◆ **TASK PROMPT**: Reproduce the lines word for word, from the first one through the one that contains "bearing-icons [106,102,244,454]".

◆ **INPUT RECORDS**:

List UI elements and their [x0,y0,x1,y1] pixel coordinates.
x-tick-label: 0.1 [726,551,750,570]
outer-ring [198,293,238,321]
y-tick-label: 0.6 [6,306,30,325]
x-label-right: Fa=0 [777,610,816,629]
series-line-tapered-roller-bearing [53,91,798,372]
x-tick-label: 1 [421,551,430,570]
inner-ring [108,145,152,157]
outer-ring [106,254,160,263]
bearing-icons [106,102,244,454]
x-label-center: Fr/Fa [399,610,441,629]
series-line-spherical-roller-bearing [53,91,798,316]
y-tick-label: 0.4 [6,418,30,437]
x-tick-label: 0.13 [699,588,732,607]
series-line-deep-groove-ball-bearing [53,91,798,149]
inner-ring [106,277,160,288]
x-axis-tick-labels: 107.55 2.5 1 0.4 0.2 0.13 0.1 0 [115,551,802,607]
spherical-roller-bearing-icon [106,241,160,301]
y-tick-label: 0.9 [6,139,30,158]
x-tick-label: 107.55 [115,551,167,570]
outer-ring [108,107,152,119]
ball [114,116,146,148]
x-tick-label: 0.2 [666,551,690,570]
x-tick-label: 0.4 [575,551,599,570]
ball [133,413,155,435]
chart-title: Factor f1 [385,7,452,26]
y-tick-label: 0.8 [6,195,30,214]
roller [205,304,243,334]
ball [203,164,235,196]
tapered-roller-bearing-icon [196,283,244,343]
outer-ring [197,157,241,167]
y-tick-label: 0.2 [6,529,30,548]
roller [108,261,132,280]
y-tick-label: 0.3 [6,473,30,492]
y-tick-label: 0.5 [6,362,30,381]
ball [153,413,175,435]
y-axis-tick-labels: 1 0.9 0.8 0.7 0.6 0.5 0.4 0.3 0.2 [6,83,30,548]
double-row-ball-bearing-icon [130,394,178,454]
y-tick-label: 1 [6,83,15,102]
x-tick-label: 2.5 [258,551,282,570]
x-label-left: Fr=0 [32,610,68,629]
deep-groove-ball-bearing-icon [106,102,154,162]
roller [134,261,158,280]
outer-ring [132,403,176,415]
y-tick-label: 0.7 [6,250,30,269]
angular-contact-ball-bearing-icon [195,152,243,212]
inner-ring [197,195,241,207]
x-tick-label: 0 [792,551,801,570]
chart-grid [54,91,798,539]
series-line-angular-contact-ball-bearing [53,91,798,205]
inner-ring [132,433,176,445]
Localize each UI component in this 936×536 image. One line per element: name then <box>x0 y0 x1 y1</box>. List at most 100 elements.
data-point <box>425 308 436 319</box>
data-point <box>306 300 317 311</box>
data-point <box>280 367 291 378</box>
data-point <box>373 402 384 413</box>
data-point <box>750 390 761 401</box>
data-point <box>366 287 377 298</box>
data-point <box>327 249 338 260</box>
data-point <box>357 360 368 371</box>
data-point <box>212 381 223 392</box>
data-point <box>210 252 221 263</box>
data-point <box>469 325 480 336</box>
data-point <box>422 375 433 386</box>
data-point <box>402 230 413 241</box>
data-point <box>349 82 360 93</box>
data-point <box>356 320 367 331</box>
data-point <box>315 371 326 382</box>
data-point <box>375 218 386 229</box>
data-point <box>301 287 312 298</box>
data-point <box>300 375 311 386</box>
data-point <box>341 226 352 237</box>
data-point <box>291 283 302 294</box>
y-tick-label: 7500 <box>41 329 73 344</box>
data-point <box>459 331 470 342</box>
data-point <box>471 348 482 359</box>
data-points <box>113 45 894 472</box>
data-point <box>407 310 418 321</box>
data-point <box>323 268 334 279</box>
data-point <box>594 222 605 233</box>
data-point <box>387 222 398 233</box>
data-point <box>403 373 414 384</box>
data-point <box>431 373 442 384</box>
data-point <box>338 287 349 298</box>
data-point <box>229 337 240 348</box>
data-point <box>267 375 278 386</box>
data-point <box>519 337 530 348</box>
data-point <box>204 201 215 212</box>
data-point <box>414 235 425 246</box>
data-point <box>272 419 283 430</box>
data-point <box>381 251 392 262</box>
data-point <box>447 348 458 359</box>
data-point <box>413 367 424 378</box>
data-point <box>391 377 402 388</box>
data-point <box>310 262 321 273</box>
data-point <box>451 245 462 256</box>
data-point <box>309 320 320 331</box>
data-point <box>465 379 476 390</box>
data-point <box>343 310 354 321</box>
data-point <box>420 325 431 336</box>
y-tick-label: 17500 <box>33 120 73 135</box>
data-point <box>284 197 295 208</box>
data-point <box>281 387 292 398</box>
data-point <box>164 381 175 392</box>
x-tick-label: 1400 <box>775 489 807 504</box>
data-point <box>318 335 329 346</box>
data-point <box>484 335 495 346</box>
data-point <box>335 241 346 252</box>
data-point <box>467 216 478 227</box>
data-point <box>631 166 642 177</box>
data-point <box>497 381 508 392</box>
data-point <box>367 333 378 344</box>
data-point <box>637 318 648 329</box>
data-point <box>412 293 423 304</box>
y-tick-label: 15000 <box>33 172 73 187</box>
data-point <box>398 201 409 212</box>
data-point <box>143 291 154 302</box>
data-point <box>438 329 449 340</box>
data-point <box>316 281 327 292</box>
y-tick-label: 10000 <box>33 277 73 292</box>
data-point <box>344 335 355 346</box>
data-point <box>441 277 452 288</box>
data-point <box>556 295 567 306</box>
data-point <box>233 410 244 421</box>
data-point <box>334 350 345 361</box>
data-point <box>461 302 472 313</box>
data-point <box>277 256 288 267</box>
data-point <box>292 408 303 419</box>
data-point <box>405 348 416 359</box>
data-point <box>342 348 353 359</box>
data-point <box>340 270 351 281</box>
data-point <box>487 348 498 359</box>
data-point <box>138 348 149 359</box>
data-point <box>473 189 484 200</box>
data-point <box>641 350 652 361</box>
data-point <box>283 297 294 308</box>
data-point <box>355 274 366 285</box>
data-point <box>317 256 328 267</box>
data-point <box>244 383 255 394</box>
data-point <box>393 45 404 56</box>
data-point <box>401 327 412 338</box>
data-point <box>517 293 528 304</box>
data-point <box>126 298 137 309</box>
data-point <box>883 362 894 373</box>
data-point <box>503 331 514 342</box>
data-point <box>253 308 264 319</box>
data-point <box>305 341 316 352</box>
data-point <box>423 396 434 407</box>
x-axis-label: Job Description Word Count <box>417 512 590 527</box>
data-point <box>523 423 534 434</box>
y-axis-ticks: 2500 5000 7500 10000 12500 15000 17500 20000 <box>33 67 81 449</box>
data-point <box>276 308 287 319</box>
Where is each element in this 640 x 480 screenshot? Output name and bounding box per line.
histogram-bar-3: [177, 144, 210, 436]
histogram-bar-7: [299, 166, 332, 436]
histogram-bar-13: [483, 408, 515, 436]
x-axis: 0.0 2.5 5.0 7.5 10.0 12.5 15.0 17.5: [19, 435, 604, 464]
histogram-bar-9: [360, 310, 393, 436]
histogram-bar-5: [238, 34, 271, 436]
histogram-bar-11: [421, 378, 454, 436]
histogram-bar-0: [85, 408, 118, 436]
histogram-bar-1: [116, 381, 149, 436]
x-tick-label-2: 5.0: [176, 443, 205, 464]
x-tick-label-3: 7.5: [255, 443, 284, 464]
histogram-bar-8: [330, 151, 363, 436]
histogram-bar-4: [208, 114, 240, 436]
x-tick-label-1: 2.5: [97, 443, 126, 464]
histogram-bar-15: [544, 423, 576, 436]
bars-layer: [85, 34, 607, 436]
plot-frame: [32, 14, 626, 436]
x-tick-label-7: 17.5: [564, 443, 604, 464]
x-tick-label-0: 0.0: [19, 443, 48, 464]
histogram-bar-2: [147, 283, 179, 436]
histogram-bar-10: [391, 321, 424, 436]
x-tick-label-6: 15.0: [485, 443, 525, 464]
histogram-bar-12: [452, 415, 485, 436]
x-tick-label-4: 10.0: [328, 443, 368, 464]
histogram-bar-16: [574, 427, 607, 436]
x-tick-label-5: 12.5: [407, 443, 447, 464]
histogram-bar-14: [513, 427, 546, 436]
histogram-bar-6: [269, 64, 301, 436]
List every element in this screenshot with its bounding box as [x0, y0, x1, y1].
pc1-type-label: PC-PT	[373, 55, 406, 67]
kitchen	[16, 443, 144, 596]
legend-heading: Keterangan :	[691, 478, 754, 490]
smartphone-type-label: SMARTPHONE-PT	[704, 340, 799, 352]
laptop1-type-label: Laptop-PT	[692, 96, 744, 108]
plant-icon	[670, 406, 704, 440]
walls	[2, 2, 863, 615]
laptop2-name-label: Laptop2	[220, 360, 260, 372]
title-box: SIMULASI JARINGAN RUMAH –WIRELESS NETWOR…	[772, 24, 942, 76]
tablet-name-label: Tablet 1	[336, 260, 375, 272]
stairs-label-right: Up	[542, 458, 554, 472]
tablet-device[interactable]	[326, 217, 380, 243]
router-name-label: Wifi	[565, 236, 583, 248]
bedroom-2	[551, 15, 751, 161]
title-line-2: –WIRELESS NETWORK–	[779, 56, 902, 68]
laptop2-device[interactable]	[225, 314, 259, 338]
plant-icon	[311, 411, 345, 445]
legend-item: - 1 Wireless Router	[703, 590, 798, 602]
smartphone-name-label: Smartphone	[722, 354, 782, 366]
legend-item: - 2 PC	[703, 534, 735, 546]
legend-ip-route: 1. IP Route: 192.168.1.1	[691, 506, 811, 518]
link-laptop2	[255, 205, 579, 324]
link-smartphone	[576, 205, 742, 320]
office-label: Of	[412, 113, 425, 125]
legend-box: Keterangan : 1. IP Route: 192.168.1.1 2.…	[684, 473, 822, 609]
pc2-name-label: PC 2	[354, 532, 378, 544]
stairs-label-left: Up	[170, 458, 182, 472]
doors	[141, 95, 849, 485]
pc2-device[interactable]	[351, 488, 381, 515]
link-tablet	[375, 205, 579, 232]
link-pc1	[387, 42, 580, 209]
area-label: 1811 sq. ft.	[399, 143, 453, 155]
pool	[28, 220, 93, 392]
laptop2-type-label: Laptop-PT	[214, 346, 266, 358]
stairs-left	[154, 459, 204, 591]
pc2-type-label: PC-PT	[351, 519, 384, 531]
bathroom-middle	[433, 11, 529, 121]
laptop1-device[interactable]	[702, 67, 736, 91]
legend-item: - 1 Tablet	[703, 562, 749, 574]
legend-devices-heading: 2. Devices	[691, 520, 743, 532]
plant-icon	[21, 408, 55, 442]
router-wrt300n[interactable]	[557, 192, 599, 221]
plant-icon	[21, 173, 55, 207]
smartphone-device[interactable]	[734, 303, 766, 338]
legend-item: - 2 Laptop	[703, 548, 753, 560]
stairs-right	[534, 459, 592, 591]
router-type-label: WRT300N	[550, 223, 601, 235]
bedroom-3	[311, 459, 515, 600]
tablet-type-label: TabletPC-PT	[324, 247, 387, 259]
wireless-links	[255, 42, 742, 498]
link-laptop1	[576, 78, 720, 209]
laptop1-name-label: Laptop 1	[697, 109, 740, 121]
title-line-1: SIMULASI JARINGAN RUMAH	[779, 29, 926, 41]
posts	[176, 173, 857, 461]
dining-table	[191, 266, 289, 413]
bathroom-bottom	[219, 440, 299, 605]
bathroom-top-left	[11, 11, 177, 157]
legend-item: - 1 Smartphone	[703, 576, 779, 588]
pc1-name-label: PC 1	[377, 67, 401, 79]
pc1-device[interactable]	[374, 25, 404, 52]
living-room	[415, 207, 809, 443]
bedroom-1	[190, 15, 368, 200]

◆ **EXPECTED ANSWER**:
List UI elements and their [x0,y0,x1,y1] pixel coordinates.
x-tick-label: 0.1 [726,551,750,570]
outer-ring [198,293,238,321]
y-tick-label: 0.6 [6,306,30,325]
x-label-right: Fa=0 [777,610,816,629]
series-line-tapered-roller-bearing [53,91,798,372]
x-tick-label: 1 [421,551,430,570]
inner-ring [108,145,152,157]
outer-ring [106,254,160,263]
bearing-icons [106,102,244,454]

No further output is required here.